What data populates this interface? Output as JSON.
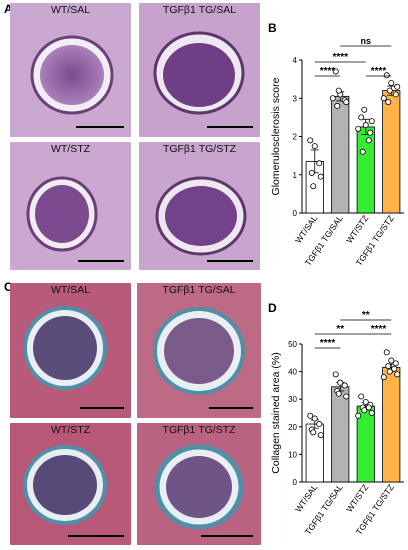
{
  "panels": {
    "A": {
      "letter": "A",
      "images": [
        {
          "label": "WT/SAL"
        },
        {
          "label": "TGFβ1 TG/SAL"
        },
        {
          "label": "WT/STZ"
        },
        {
          "label": "TGFβ1 TG/STZ"
        }
      ]
    },
    "C": {
      "letter": "C",
      "images": [
        {
          "label": "WT/SAL"
        },
        {
          "label": "TGFβ1 TG/SAL"
        },
        {
          "label": "WT/STZ"
        },
        {
          "label": "TGFβ1 TG/STZ"
        }
      ]
    }
  },
  "chart_data": [
    {
      "panel": "B",
      "type": "bar",
      "ylabel": "Glomerulosclerosis score",
      "ylim": [
        0,
        4
      ],
      "yticks": [
        "0",
        "1",
        "2",
        "3",
        "4"
      ],
      "categories": [
        "WT/SAL",
        "TGFβ1 TG/SAL",
        "WT/STZ",
        "TGFβ1 TG/STZ"
      ],
      "colors": [
        "#ffffff",
        "#b3b3b3",
        "#33ee33",
        "#ffb347"
      ],
      "values": [
        1.35,
        3.05,
        2.25,
        3.2
      ],
      "errors": [
        0.3,
        0.12,
        0.2,
        0.12
      ],
      "points": [
        [
          1.9,
          1.75,
          1.3,
          1.05,
          0.7,
          0.95
        ],
        [
          3.7,
          3.1,
          2.95,
          2.8,
          3.2,
          2.9,
          3.0
        ],
        [
          2.5,
          2.3,
          2.1,
          1.6,
          2.7,
          2.4,
          2.2,
          1.9
        ],
        [
          3.6,
          3.4,
          3.1,
          2.9,
          3.2,
          3.3,
          3.0
        ]
      ],
      "significance": [
        {
          "from": 0,
          "to": 1,
          "label": "****"
        },
        {
          "from": 0,
          "to": 2,
          "label": "****"
        },
        {
          "from": 2,
          "to": 3,
          "label": "****"
        },
        {
          "from": 1,
          "to": 3,
          "label": "ns"
        }
      ]
    },
    {
      "panel": "D",
      "type": "bar",
      "ylabel": "Collagen stained area (%)",
      "ylim": [
        0,
        50
      ],
      "yticks": [
        "0",
        "10",
        "20",
        "30",
        "40",
        "50"
      ],
      "categories": [
        "WT/SAL",
        "TGFβ1 TG/SAL",
        "WT/STZ",
        "TGFβ1 TG/STZ"
      ],
      "colors": [
        "#ffffff",
        "#b3b3b3",
        "#33ee33",
        "#ffb347"
      ],
      "values": [
        21,
        34.5,
        27.5,
        41.5
      ],
      "errors": [
        1.5,
        1.5,
        1.3,
        1.2
      ],
      "points": [
        [
          24,
          23,
          21,
          19,
          18,
          17
        ],
        [
          39,
          36,
          35,
          33,
          32,
          31
        ],
        [
          31,
          29,
          28,
          27,
          26,
          25,
          24,
          27
        ],
        [
          47,
          44,
          43,
          42,
          40,
          39,
          38,
          41
        ]
      ],
      "significance": [
        {
          "from": 0,
          "to": 1,
          "label": "****"
        },
        {
          "from": 0,
          "to": 2,
          "label": "**"
        },
        {
          "from": 2,
          "to": 3,
          "label": "****"
        },
        {
          "from": 1,
          "to": 3,
          "label": "**"
        }
      ]
    }
  ]
}
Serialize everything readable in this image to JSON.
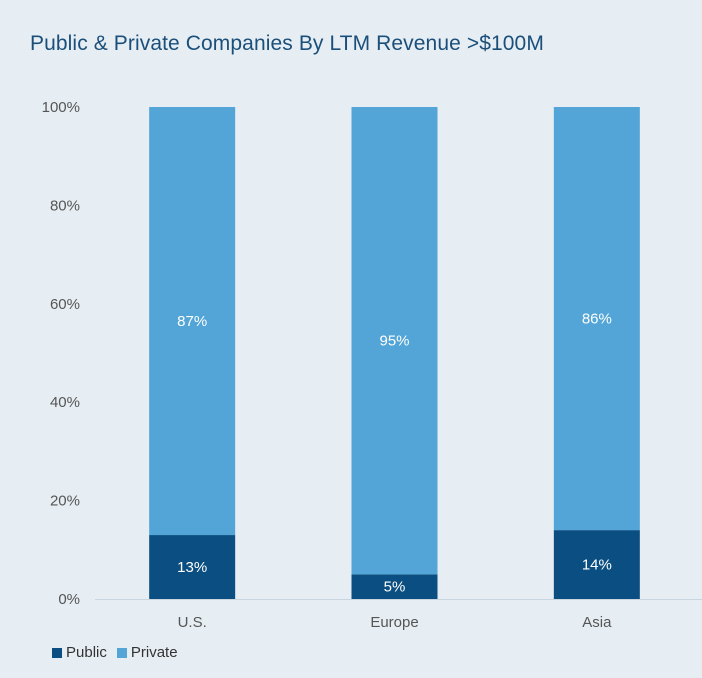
{
  "chart_data": {
    "type": "bar",
    "stacked": true,
    "title": "Public & Private Companies By LTM Revenue >$100M",
    "categories": [
      "U.S.",
      "Europe",
      "Asia"
    ],
    "series": [
      {
        "name": "Public",
        "values": [
          13,
          5,
          14
        ],
        "labels": [
          "13%",
          "5%",
          "14%"
        ],
        "color": "#0b4f82"
      },
      {
        "name": "Private",
        "values": [
          87,
          95,
          86
        ],
        "labels": [
          "87%",
          "95%",
          "86%"
        ],
        "color": "#52a5d6"
      }
    ],
    "yticks": [
      "0%",
      "20%",
      "40%",
      "60%",
      "80%",
      "100%"
    ],
    "ylim": [
      0,
      100
    ],
    "legend_position": "bottom-left",
    "grid": false
  },
  "colors": {
    "background": "#e6eef4",
    "title": "#1b4f7a",
    "axis_text": "#555555"
  }
}
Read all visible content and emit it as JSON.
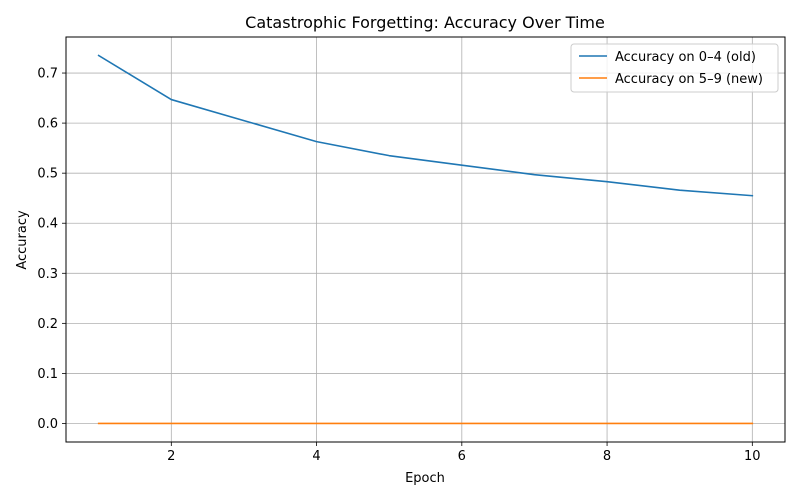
{
  "chart_data": {
    "type": "line",
    "title": "Catastrophic Forgetting: Accuracy Over Time",
    "xlabel": "Epoch",
    "ylabel": "Accuracy",
    "x": [
      1,
      2,
      3,
      4,
      5,
      6,
      7,
      8,
      9,
      10
    ],
    "xlim": [
      0.55,
      10.45
    ],
    "ylim": [
      -0.037,
      0.772
    ],
    "xticks": [
      2,
      4,
      6,
      8,
      10
    ],
    "yticks": [
      0.0,
      0.1,
      0.2,
      0.3,
      0.4,
      0.5,
      0.6,
      0.7
    ],
    "grid": true,
    "legend_position": "top-right",
    "series": [
      {
        "name": "Accuracy on 0–4 (old)",
        "color": "#1f77b4",
        "values": [
          0.735,
          0.647,
          0.605,
          0.563,
          0.535,
          0.516,
          0.497,
          0.483,
          0.466,
          0.455
        ]
      },
      {
        "name": "Accuracy on 5–9 (new)",
        "color": "#ff7f0e",
        "values": [
          0,
          0,
          0,
          0,
          0,
          0,
          0,
          0,
          0,
          0
        ]
      }
    ]
  }
}
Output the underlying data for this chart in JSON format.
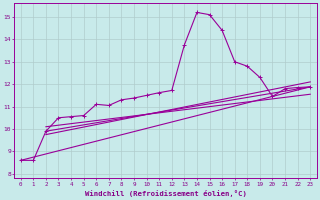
{
  "bg_color": "#c8eaea",
  "grid_color": "#b0cccc",
  "line_color": "#990099",
  "xlabel": "Windchill (Refroidissement éolien,°C)",
  "xlabel_color": "#880088",
  "tick_color": "#880088",
  "xlim": [
    -0.5,
    23.5
  ],
  "ylim": [
    7.8,
    15.6
  ],
  "yticks": [
    8,
    9,
    10,
    11,
    12,
    13,
    14,
    15
  ],
  "xticks": [
    0,
    1,
    2,
    3,
    4,
    5,
    6,
    7,
    8,
    9,
    10,
    11,
    12,
    13,
    14,
    15,
    16,
    17,
    18,
    19,
    20,
    21,
    22,
    23
  ],
  "curve1_x": [
    0,
    1,
    2,
    3,
    4,
    5,
    6,
    7,
    8,
    9,
    10,
    11,
    12,
    13,
    14,
    15,
    16,
    17,
    18,
    19,
    20,
    21,
    22,
    23
  ],
  "curve1_y": [
    8.6,
    8.6,
    9.9,
    10.5,
    10.55,
    10.6,
    11.1,
    11.05,
    11.3,
    11.38,
    11.5,
    11.62,
    11.72,
    13.75,
    15.2,
    15.1,
    14.4,
    13.0,
    12.8,
    12.3,
    11.45,
    11.8,
    11.85,
    11.88
  ],
  "line2_x": [
    0,
    23
  ],
  "line2_y": [
    8.6,
    11.88
  ],
  "line3_x": [
    2,
    23
  ],
  "line3_y": [
    9.9,
    11.88
  ],
  "line4_x": [
    2,
    23
  ],
  "line4_y": [
    9.75,
    12.1
  ],
  "line5_x": [
    2,
    23
  ],
  "line5_y": [
    10.1,
    11.55
  ]
}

Objective: Without the pictures, restate each entry exactly.

Task output:
What data populates this interface? Output as JSON.
{
  "panels": {
    "A": {
      "letter": "A",
      "images": [
        {
          "label": "WT/SAL"
        },
        {
          "label": "TGFβ1 TG/SAL"
        },
        {
          "label": "WT/STZ"
        },
        {
          "label": "TGFβ1 TG/STZ"
        }
      ]
    },
    "C": {
      "letter": "C",
      "images": [
        {
          "label": "WT/SAL"
        },
        {
          "label": "TGFβ1 TG/SAL"
        },
        {
          "label": "WT/STZ"
        },
        {
          "label": "TGFβ1 TG/STZ"
        }
      ]
    }
  },
  "chart_data": [
    {
      "panel": "B",
      "type": "bar",
      "ylabel": "Glomerulosclerosis score",
      "ylim": [
        0,
        4
      ],
      "yticks": [
        "0",
        "1",
        "2",
        "3",
        "4"
      ],
      "categories": [
        "WT/SAL",
        "TGFβ1 TG/SAL",
        "WT/STZ",
        "TGFβ1 TG/STZ"
      ],
      "colors": [
        "#ffffff",
        "#b3b3b3",
        "#33ee33",
        "#ffb347"
      ],
      "values": [
        1.35,
        3.05,
        2.25,
        3.2
      ],
      "errors": [
        0.3,
        0.12,
        0.2,
        0.12
      ],
      "points": [
        [
          1.9,
          1.75,
          1.3,
          1.05,
          0.7,
          0.95
        ],
        [
          3.7,
          3.1,
          2.95,
          2.8,
          3.2,
          2.9,
          3.0
        ],
        [
          2.5,
          2.3,
          2.1,
          1.6,
          2.7,
          2.4,
          2.2,
          1.9
        ],
        [
          3.6,
          3.4,
          3.1,
          2.9,
          3.2,
          3.3,
          3.0
        ]
      ],
      "significance": [
        {
          "from": 0,
          "to": 1,
          "label": "****"
        },
        {
          "from": 0,
          "to": 2,
          "label": "****"
        },
        {
          "from": 2,
          "to": 3,
          "label": "****"
        },
        {
          "from": 1,
          "to": 3,
          "label": "ns"
        }
      ]
    },
    {
      "panel": "D",
      "type": "bar",
      "ylabel": "Collagen stained area (%)",
      "ylim": [
        0,
        50
      ],
      "yticks": [
        "0",
        "10",
        "20",
        "30",
        "40",
        "50"
      ],
      "categories": [
        "WT/SAL",
        "TGFβ1 TG/SAL",
        "WT/STZ",
        "TGFβ1 TG/STZ"
      ],
      "colors": [
        "#ffffff",
        "#b3b3b3",
        "#33ee33",
        "#ffb347"
      ],
      "values": [
        21,
        34.5,
        27.5,
        41.5
      ],
      "errors": [
        1.5,
        1.5,
        1.3,
        1.2
      ],
      "points": [
        [
          24,
          23,
          21,
          19,
          18,
          17
        ],
        [
          39,
          36,
          35,
          33,
          32,
          31
        ],
        [
          31,
          29,
          28,
          27,
          26,
          25,
          24,
          27
        ],
        [
          47,
          44,
          43,
          42,
          40,
          39,
          38,
          41
        ]
      ],
      "significance": [
        {
          "from": 0,
          "to": 1,
          "label": "****"
        },
        {
          "from": 0,
          "to": 2,
          "label": "**"
        },
        {
          "from": 2,
          "to": 3,
          "label": "****"
        },
        {
          "from": 1,
          "to": 3,
          "label": "**"
        }
      ]
    }
  ]
}
Serialize everything readable in this image to JSON.
{
  "chart_data": {
    "type": "bar",
    "stacked": true,
    "title": "Public & Private Companies By LTM Revenue >$100M",
    "categories": [
      "U.S.",
      "Europe",
      "Asia"
    ],
    "series": [
      {
        "name": "Public",
        "values": [
          13,
          5,
          14
        ],
        "labels": [
          "13%",
          "5%",
          "14%"
        ],
        "color": "#0b4f82"
      },
      {
        "name": "Private",
        "values": [
          87,
          95,
          86
        ],
        "labels": [
          "87%",
          "95%",
          "86%"
        ],
        "color": "#52a5d6"
      }
    ],
    "yticks": [
      "0%",
      "20%",
      "40%",
      "60%",
      "80%",
      "100%"
    ],
    "ylim": [
      0,
      100
    ],
    "legend_position": "bottom-left",
    "grid": false
  },
  "colors": {
    "background": "#e6eef4",
    "title": "#1b4f7a",
    "axis_text": "#555555"
  }
}
Read all visible content and emit it as JSON.
{
  "chart_data": {
    "type": "line",
    "title": "Catastrophic Forgetting: Accuracy Over Time",
    "xlabel": "Epoch",
    "ylabel": "Accuracy",
    "x": [
      1,
      2,
      3,
      4,
      5,
      6,
      7,
      8,
      9,
      10
    ],
    "xlim": [
      0.55,
      10.45
    ],
    "ylim": [
      -0.037,
      0.772
    ],
    "xticks": [
      2,
      4,
      6,
      8,
      10
    ],
    "yticks": [
      0.0,
      0.1,
      0.2,
      0.3,
      0.4,
      0.5,
      0.6,
      0.7
    ],
    "grid": true,
    "legend_position": "top-right",
    "series": [
      {
        "name": "Accuracy on 0–4 (old)",
        "color": "#1f77b4",
        "values": [
          0.735,
          0.647,
          0.605,
          0.563,
          0.535,
          0.516,
          0.497,
          0.483,
          0.466,
          0.455
        ]
      },
      {
        "name": "Accuracy on 5–9 (new)",
        "color": "#ff7f0e",
        "values": [
          0,
          0,
          0,
          0,
          0,
          0,
          0,
          0,
          0,
          0
        ]
      }
    ]
  }
}
Output the underlying data for this chart in JSON format.
{
  "bg_color": "#c8eaea",
  "grid_color": "#b0cccc",
  "line_color": "#990099",
  "xlabel": "Windchill (Refroidissement éolien,°C)",
  "xlabel_color": "#880088",
  "tick_color": "#880088",
  "xlim": [
    -0.5,
    23.5
  ],
  "ylim": [
    7.8,
    15.6
  ],
  "yticks": [
    8,
    9,
    10,
    11,
    12,
    13,
    14,
    15
  ],
  "xticks": [
    0,
    1,
    2,
    3,
    4,
    5,
    6,
    7,
    8,
    9,
    10,
    11,
    12,
    13,
    14,
    15,
    16,
    17,
    18,
    19,
    20,
    21,
    22,
    23
  ],
  "curve1_x": [
    0,
    1,
    2,
    3,
    4,
    5,
    6,
    7,
    8,
    9,
    10,
    11,
    12,
    13,
    14,
    15,
    16,
    17,
    18,
    19,
    20,
    21,
    22,
    23
  ],
  "curve1_y": [
    8.6,
    8.6,
    9.9,
    10.5,
    10.55,
    10.6,
    11.1,
    11.05,
    11.3,
    11.38,
    11.5,
    11.62,
    11.72,
    13.75,
    15.2,
    15.1,
    14.4,
    13.0,
    12.8,
    12.3,
    11.45,
    11.8,
    11.85,
    11.88
  ],
  "line2_x": [
    0,
    23
  ],
  "line2_y": [
    8.6,
    11.88
  ],
  "line3_x": [
    2,
    23
  ],
  "line3_y": [
    9.9,
    11.88
  ],
  "line4_x": [
    2,
    23
  ],
  "line4_y": [
    9.75,
    12.1
  ],
  "line5_x": [
    2,
    23
  ],
  "line5_y": [
    10.1,
    11.55
  ]
}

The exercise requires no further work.